Short exercise →
Transcribe the whole listing without a single picture.

+-------+

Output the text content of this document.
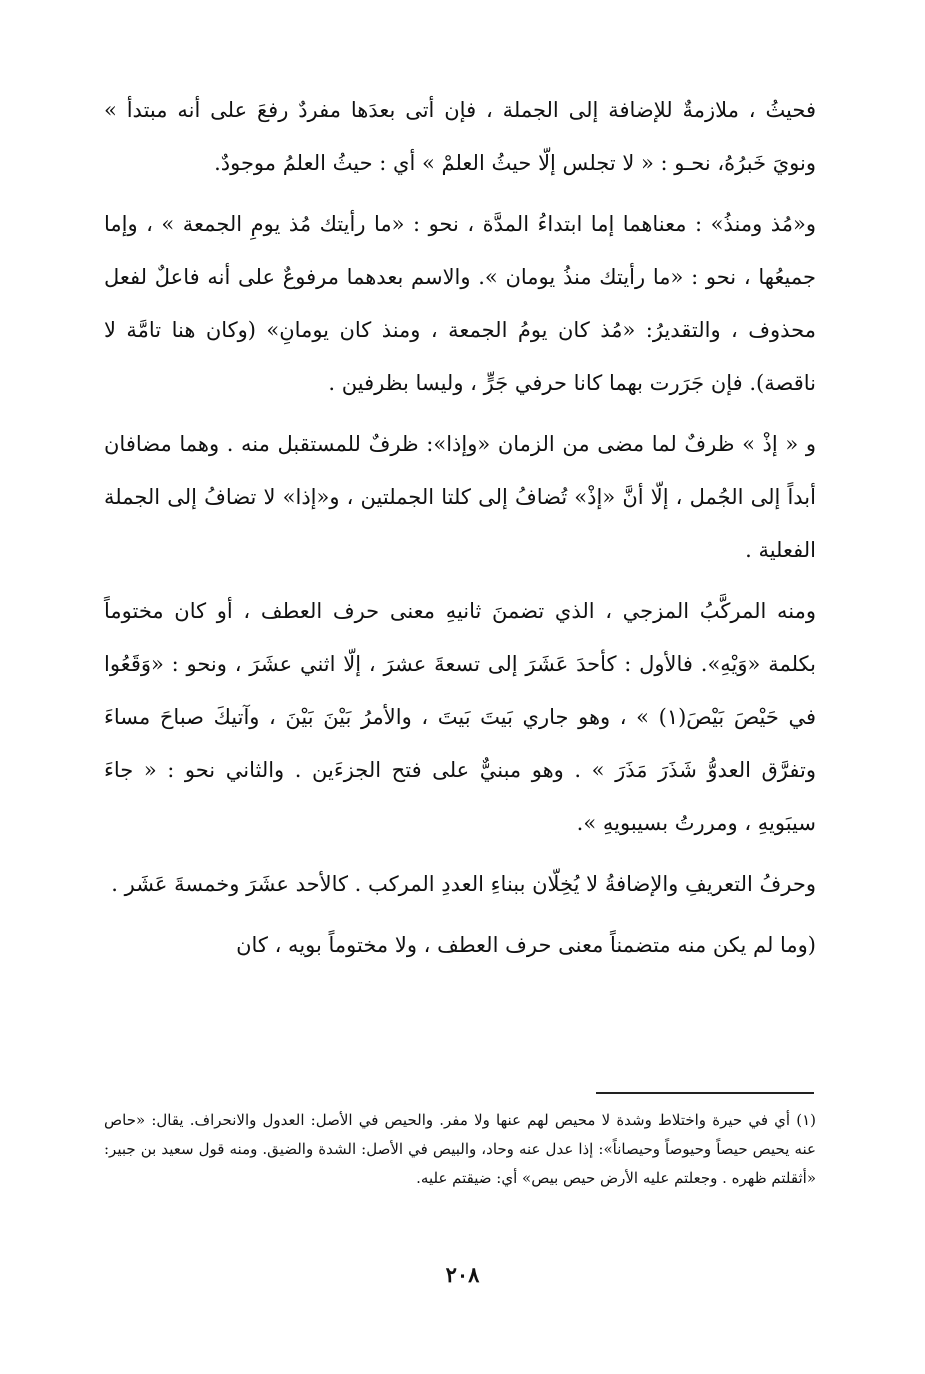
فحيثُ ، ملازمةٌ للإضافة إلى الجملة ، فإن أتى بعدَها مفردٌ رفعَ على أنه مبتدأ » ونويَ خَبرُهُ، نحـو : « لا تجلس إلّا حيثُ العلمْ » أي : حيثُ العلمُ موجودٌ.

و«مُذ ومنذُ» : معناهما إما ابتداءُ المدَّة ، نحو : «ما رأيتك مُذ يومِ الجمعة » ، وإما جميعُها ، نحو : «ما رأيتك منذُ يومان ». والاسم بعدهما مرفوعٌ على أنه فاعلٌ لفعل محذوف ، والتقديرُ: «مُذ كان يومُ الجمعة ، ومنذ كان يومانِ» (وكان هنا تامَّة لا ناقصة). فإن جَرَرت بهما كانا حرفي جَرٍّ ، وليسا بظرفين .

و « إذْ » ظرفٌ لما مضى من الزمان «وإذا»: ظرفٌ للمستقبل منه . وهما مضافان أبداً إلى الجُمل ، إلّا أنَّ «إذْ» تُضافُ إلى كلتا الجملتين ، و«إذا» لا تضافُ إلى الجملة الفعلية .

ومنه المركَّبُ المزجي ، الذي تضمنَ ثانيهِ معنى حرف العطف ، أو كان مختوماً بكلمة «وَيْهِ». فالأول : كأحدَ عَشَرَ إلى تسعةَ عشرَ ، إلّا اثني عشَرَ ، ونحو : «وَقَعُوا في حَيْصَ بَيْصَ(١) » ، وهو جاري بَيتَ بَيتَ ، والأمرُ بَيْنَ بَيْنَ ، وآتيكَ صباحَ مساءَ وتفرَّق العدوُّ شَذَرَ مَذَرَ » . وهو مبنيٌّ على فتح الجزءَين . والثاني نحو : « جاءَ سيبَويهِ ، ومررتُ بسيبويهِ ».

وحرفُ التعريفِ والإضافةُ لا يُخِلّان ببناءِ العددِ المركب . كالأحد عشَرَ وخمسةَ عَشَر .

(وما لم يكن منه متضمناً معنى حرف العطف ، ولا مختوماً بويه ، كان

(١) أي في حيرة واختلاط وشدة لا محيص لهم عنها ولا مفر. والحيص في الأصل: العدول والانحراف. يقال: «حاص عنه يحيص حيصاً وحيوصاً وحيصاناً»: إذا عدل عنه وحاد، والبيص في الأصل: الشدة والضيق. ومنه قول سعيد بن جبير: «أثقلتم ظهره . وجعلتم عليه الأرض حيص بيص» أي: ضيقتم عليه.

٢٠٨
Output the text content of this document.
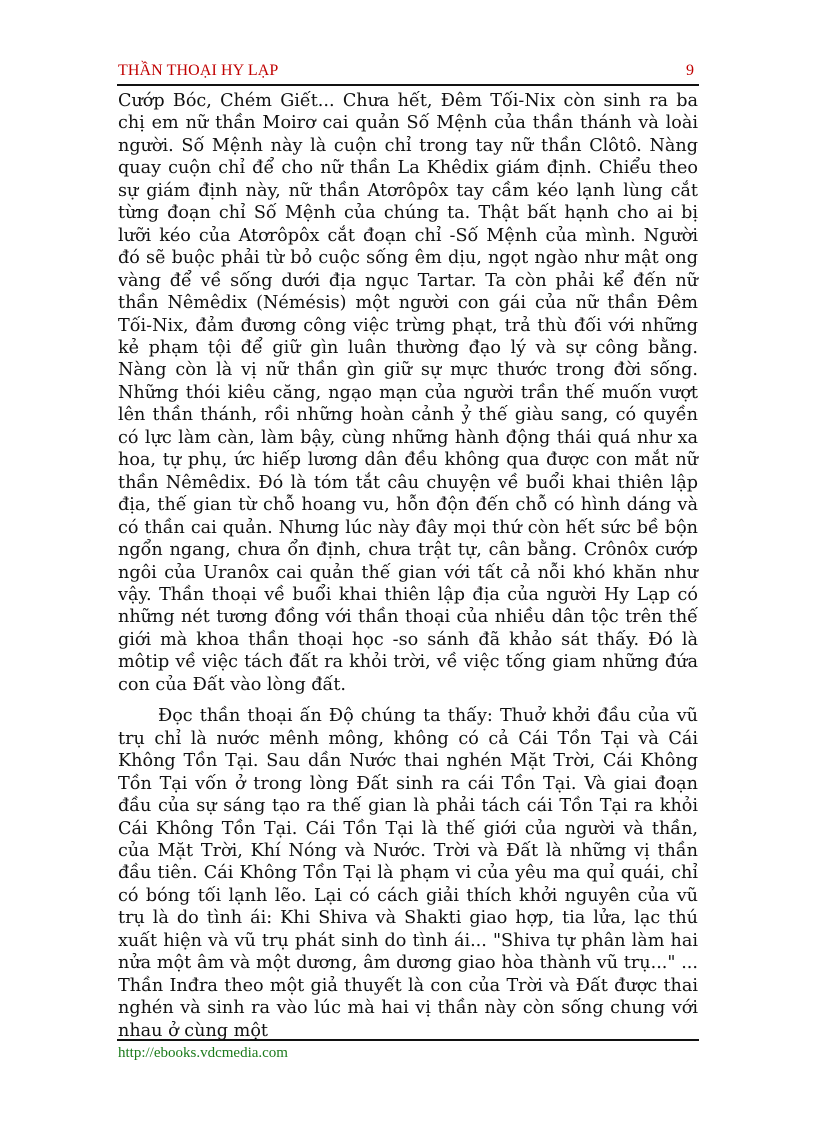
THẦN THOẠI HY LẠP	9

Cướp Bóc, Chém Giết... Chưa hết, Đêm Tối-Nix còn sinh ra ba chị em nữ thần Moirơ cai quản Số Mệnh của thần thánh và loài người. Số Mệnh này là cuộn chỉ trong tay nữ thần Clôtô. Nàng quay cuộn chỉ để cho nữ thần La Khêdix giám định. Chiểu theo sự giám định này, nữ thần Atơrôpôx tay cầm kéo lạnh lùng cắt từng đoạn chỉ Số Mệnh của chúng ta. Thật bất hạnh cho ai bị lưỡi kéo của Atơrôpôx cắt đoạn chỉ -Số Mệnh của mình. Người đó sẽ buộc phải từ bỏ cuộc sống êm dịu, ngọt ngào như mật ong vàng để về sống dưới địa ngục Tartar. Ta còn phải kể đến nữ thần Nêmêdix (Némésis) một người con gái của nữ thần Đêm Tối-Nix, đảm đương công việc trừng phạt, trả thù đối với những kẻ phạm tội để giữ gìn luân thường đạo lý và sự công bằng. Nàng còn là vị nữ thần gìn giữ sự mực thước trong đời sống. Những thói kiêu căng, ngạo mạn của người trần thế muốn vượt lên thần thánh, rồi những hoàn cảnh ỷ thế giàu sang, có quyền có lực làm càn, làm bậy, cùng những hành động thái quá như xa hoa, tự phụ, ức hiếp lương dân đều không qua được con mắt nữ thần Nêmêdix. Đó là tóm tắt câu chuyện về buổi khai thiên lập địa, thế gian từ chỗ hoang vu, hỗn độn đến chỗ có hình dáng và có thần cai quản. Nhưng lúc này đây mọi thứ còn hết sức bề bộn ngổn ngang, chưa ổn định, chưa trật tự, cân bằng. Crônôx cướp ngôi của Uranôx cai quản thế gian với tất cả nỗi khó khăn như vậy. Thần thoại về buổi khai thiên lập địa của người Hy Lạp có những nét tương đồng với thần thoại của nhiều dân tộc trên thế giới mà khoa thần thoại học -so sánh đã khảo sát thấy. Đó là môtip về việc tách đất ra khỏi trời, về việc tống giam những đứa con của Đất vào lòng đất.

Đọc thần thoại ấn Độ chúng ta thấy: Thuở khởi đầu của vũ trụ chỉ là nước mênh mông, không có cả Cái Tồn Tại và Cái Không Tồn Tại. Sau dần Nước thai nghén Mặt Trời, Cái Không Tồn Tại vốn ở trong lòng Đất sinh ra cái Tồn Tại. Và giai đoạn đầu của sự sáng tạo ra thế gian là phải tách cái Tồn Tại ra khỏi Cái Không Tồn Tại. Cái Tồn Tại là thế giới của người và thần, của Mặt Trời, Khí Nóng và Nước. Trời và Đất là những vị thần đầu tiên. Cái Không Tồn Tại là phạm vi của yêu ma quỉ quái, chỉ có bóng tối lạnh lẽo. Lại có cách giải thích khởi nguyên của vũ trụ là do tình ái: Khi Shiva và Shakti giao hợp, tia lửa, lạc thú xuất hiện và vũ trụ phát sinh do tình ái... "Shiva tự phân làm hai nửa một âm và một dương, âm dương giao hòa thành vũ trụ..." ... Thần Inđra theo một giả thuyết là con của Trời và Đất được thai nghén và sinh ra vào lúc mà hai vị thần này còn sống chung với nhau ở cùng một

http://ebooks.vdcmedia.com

+-------+

Complete output →
Output the text content of this document.
فحيثُ ، ملازمةٌ للإضافة إلى الجملة ، فإن أتى بعدَها مفردٌ رفعَ على أنه مبتدأ » ونويَ خَبرُهُ، نحـو : « لا تجلس إلّا حيثُ العلمْ » أي : حيثُ العلمُ موجودٌ.

و«مُذ ومنذُ» : معناهما إما ابتداءُ المدَّة ، نحو : «ما رأيتك مُذ يومِ الجمعة » ، وإما جميعُها ، نحو : «ما رأيتك منذُ يومان ». والاسم بعدهما مرفوعٌ على أنه فاعلٌ لفعل محذوف ، والتقديرُ: «مُذ كان يومُ الجمعة ، ومنذ كان يومانِ» (وكان هنا تامَّة لا ناقصة). فإن جَرَرت بهما كانا حرفي جَرٍّ ، وليسا بظرفين .

و « إذْ » ظرفٌ لما مضى من الزمان «وإذا»: ظرفٌ للمستقبل منه . وهما مضافان أبداً إلى الجُمل ، إلّا أنَّ «إذْ» تُضافُ إلى كلتا الجملتين ، و«إذا» لا تضافُ إلى الجملة الفعلية .

ومنه المركَّبُ المزجي ، الذي تضمنَ ثانيهِ معنى حرف العطف ، أو كان مختوماً بكلمة «وَيْهِ». فالأول : كأحدَ عَشَرَ إلى تسعةَ عشرَ ، إلّا اثني عشَرَ ، ونحو : «وَقَعُوا في حَيْصَ بَيْصَ(١) » ، وهو جاري بَيتَ بَيتَ ، والأمرُ بَيْنَ بَيْنَ ، وآتيكَ صباحَ مساءَ وتفرَّق العدوُّ شَذَرَ مَذَرَ » . وهو مبنيٌّ على فتح الجزءَين . والثاني نحو : « جاءَ سيبَويهِ ، ومررتُ بسيبويهِ ».

وحرفُ التعريفِ والإضافةُ لا يُخِلّان ببناءِ العددِ المركب . كالأحد عشَرَ وخمسةَ عَشَر .

(وما لم يكن منه متضمناً معنى حرف العطف ، ولا مختوماً بويه ، كان

(١) أي في حيرة واختلاط وشدة لا محيص لهم عنها ولا مفر. والحيص في الأصل: العدول والانحراف. يقال: «حاص عنه يحيص حيصاً وحيوصاً وحيصاناً»: إذا عدل عنه وحاد، والبيص في الأصل: الشدة والضيق. ومنه قول سعيد بن جبير: «أثقلتم ظهره . وجعلتم عليه الأرض حيص بيص» أي: ضيقتم عليه.

٢٠٨
Output the text content of this document.
THẦN THOẠI HY LẠP	9

Cướp Bóc, Chém Giết... Chưa hết, Đêm Tối-Nix còn sinh ra ba chị em nữ thần Moirơ cai quản Số Mệnh của thần thánh và loài người. Số Mệnh này là cuộn chỉ trong tay nữ thần Clôtô. Nàng quay cuộn chỉ để cho nữ thần La Khêdix giám định. Chiểu theo sự giám định này, nữ thần Atơrôpôx tay cầm kéo lạnh lùng cắt từng đoạn chỉ Số Mệnh của chúng ta. Thật bất hạnh cho ai bị lưỡi kéo của Atơrôpôx cắt đoạn chỉ -Số Mệnh của mình. Người đó sẽ buộc phải từ bỏ cuộc sống êm dịu, ngọt ngào như mật ong vàng để về sống dưới địa ngục Tartar. Ta còn phải kể đến nữ thần Nêmêdix (Némésis) một người con gái của nữ thần Đêm Tối-Nix, đảm đương công việc trừng phạt, trả thù đối với những kẻ phạm tội để giữ gìn luân thường đạo lý và sự công bằng. Nàng còn là vị nữ thần gìn giữ sự mực thước trong đời sống. Những thói kiêu căng, ngạo mạn của người trần thế muốn vượt lên thần thánh, rồi những hoàn cảnh ỷ thế giàu sang, có quyền có lực làm càn, làm bậy, cùng những hành động thái quá như xa hoa, tự phụ, ức hiếp lương dân đều không qua được con mắt nữ thần Nêmêdix. Đó là tóm tắt câu chuyện về buổi khai thiên lập địa, thế gian từ chỗ hoang vu, hỗn độn đến chỗ có hình dáng và có thần cai quản. Nhưng lúc này đây mọi thứ còn hết sức bề bộn ngổn ngang, chưa ổn định, chưa trật tự, cân bằng. Crônôx cướp ngôi của Uranôx cai quản thế gian với tất cả nỗi khó khăn như vậy. Thần thoại về buổi khai thiên lập địa của người Hy Lạp có những nét tương đồng với thần thoại của nhiều dân tộc trên thế giới mà khoa thần thoại học -so sánh đã khảo sát thấy. Đó là môtip về việc tách đất ra khỏi trời, về việc tống giam những đứa con của Đất vào lòng đất.

Đọc thần thoại ấn Độ chúng ta thấy: Thuở khởi đầu của vũ trụ chỉ là nước mênh mông, không có cả Cái Tồn Tại và Cái Không Tồn Tại. Sau dần Nước thai nghén Mặt Trời, Cái Không Tồn Tại vốn ở trong lòng Đất sinh ra cái Tồn Tại. Và giai đoạn đầu của sự sáng tạo ra thế gian là phải tách cái Tồn Tại ra khỏi Cái Không Tồn Tại. Cái Tồn Tại là thế giới của người và thần, của Mặt Trời, Khí Nóng và Nước. Trời và Đất là những vị thần đầu tiên. Cái Không Tồn Tại là phạm vi của yêu ma quỉ quái, chỉ có bóng tối lạnh lẽo. Lại có cách giải thích khởi nguyên của vũ trụ là do tình ái: Khi Shiva và Shakti giao hợp, tia lửa, lạc thú xuất hiện và vũ trụ phát sinh do tình ái... "Shiva tự phân làm hai nửa một âm và một dương, âm dương giao hòa thành vũ trụ..." ... Thần Inđra theo một giả thuyết là con của Trời và Đất được thai nghén và sinh ra vào lúc mà hai vị thần này còn sống chung với nhau ở cùng một

http://ebooks.vdcmedia.com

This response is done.